• **TASK DIRECTIONS**:
Pick out the lines below that contain the string "Manifestation" and copy them all.

▬▬▬

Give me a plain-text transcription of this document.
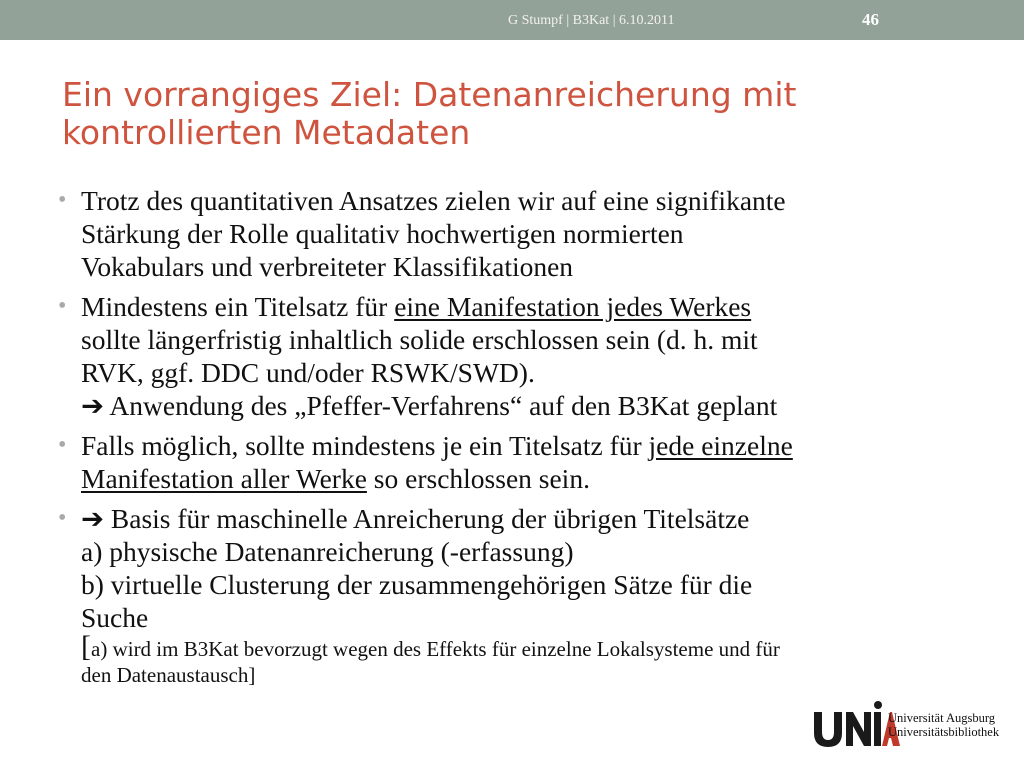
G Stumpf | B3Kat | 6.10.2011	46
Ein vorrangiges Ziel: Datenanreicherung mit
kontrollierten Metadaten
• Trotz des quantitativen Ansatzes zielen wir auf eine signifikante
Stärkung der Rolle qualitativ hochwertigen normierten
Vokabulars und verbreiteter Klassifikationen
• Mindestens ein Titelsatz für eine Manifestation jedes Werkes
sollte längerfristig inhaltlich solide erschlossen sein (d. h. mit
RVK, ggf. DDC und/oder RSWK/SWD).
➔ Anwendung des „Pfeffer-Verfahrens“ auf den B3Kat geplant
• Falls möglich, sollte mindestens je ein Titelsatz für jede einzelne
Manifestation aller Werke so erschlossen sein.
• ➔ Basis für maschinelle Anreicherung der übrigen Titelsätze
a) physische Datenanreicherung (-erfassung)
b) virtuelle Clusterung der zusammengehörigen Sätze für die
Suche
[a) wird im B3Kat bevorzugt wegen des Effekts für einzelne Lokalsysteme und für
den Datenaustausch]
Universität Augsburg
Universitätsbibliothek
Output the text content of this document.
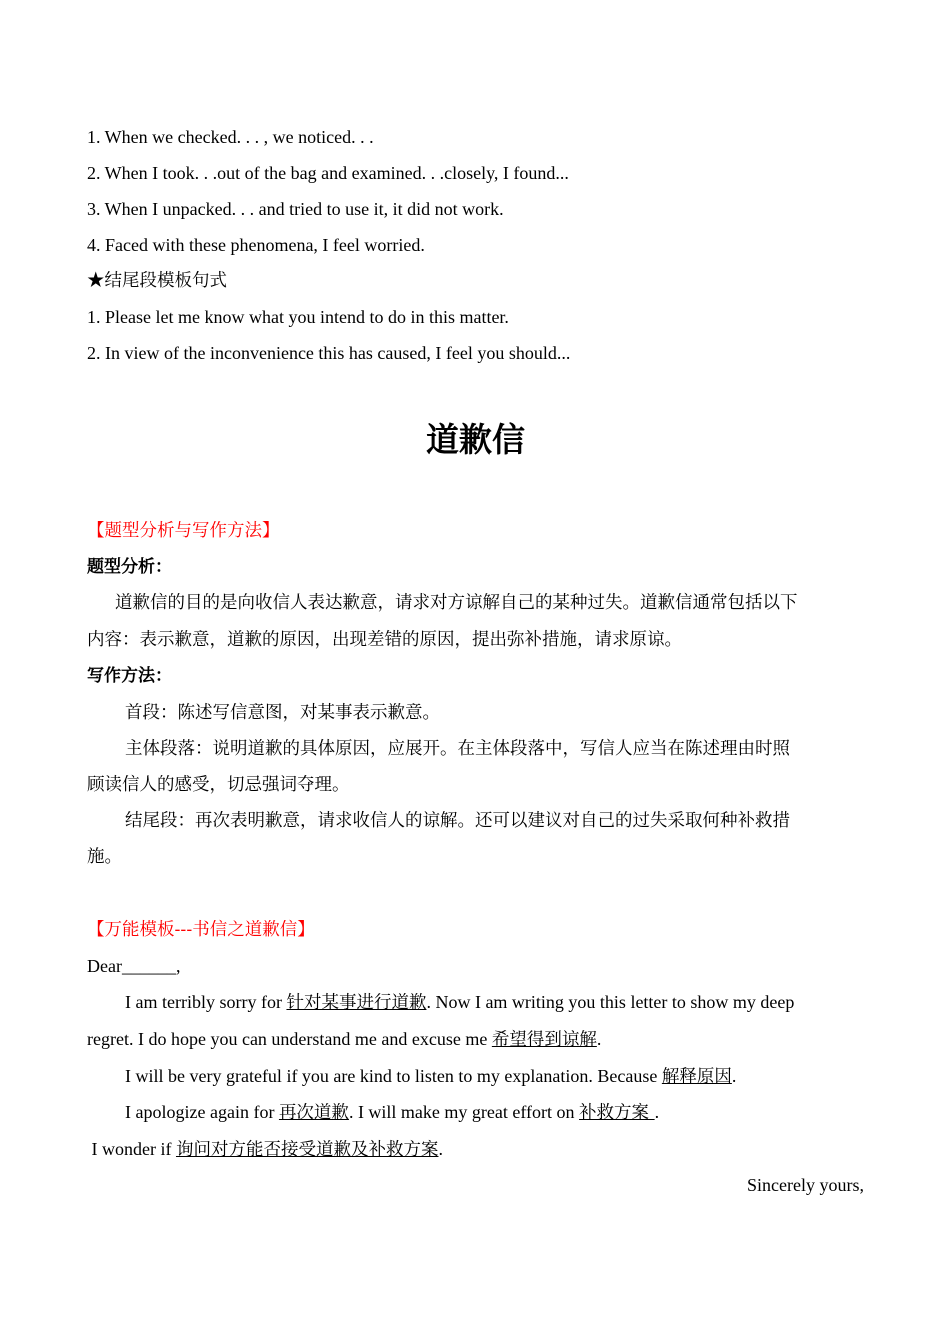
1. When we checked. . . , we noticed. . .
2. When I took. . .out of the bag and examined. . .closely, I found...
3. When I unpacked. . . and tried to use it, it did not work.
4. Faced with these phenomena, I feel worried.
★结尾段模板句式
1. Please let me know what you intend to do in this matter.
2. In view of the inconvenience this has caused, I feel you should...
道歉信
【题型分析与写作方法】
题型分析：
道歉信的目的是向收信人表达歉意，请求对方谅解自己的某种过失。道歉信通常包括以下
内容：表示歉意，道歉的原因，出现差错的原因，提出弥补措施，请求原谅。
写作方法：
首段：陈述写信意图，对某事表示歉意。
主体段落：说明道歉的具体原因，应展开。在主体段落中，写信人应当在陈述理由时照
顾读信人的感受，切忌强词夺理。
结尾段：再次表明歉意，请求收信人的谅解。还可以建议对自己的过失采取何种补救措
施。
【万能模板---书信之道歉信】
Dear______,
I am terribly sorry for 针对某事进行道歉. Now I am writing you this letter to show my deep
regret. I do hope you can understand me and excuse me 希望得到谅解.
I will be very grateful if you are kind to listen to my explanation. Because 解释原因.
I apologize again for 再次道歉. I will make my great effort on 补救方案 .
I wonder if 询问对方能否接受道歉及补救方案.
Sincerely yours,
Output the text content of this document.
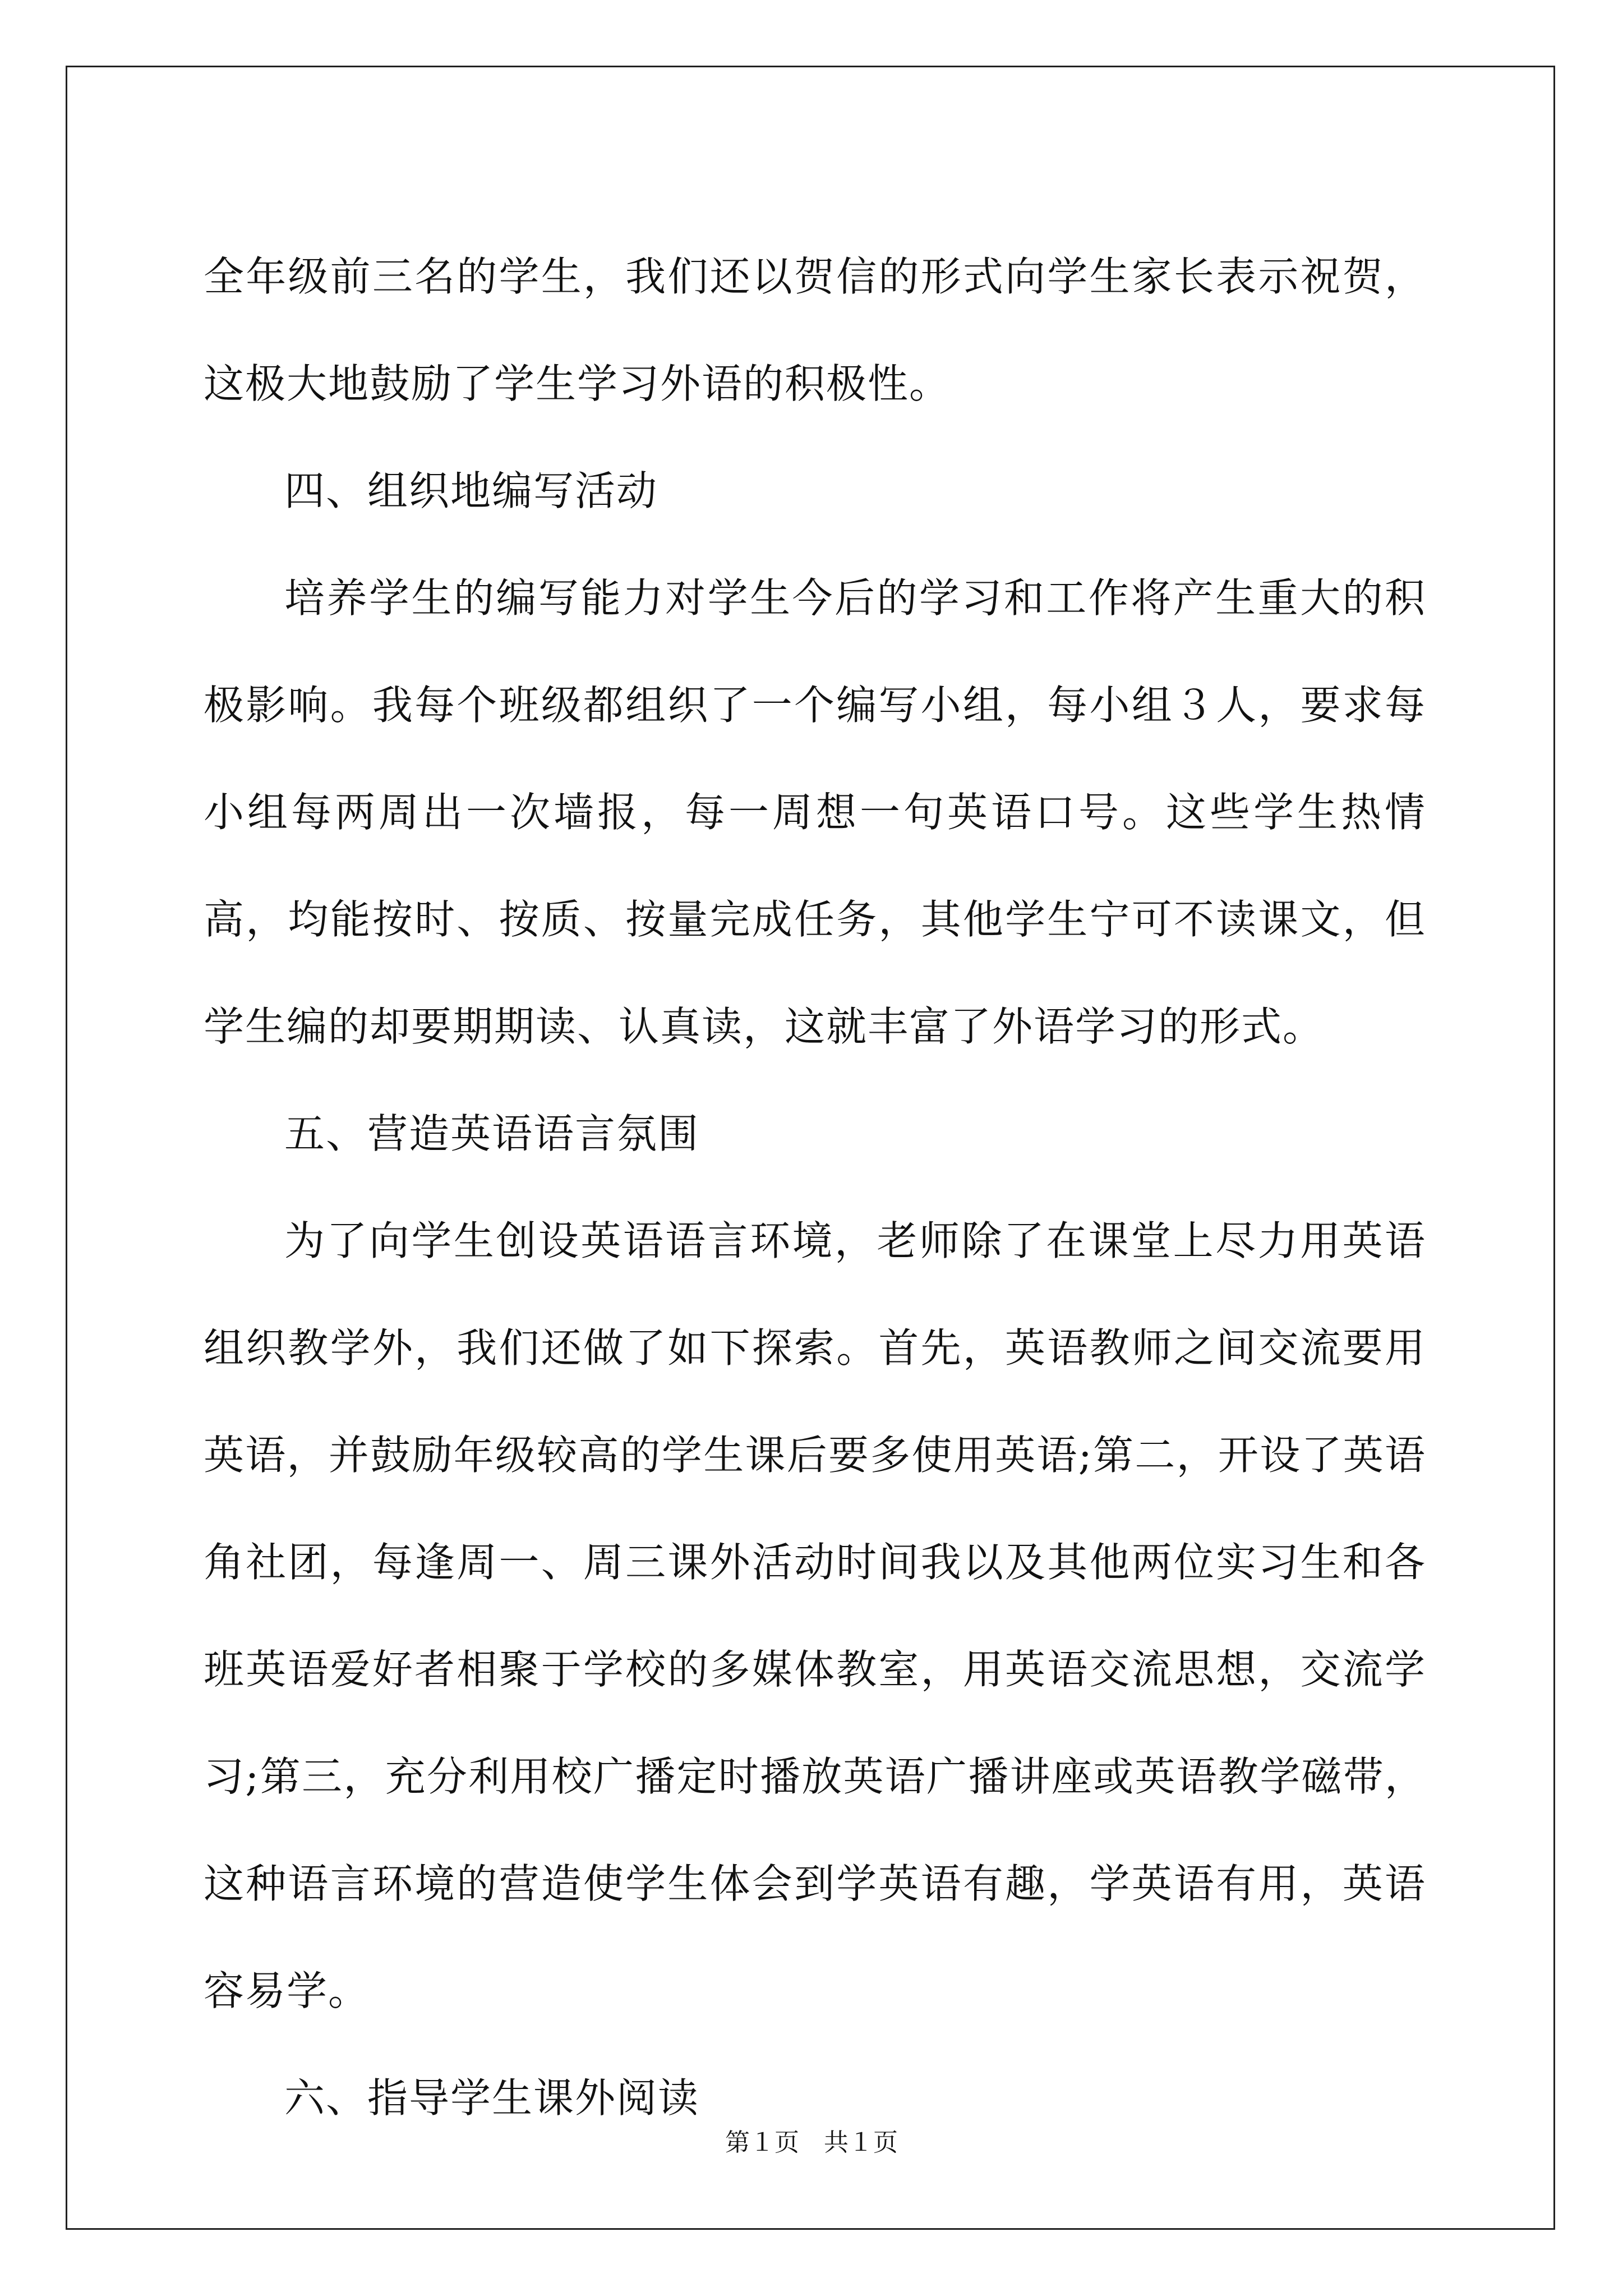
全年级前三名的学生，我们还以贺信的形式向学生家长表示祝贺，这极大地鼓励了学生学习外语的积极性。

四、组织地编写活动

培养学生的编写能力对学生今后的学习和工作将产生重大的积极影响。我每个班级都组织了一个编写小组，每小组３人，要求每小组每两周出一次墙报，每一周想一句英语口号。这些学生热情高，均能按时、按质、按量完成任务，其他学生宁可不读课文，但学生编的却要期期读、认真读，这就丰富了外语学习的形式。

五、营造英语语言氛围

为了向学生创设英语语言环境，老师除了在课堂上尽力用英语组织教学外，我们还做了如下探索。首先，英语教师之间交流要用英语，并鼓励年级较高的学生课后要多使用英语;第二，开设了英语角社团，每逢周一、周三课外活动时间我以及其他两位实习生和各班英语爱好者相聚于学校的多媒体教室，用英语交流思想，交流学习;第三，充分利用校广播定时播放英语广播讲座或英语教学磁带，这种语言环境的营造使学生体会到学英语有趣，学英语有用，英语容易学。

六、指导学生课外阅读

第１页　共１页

▬▬▬

• **EXERCISE OUTPUT**:
• Mindestens ein Titelsatz für eine Manifestation jedes Werkes
Manifestation aller Werke so erschlossen sein.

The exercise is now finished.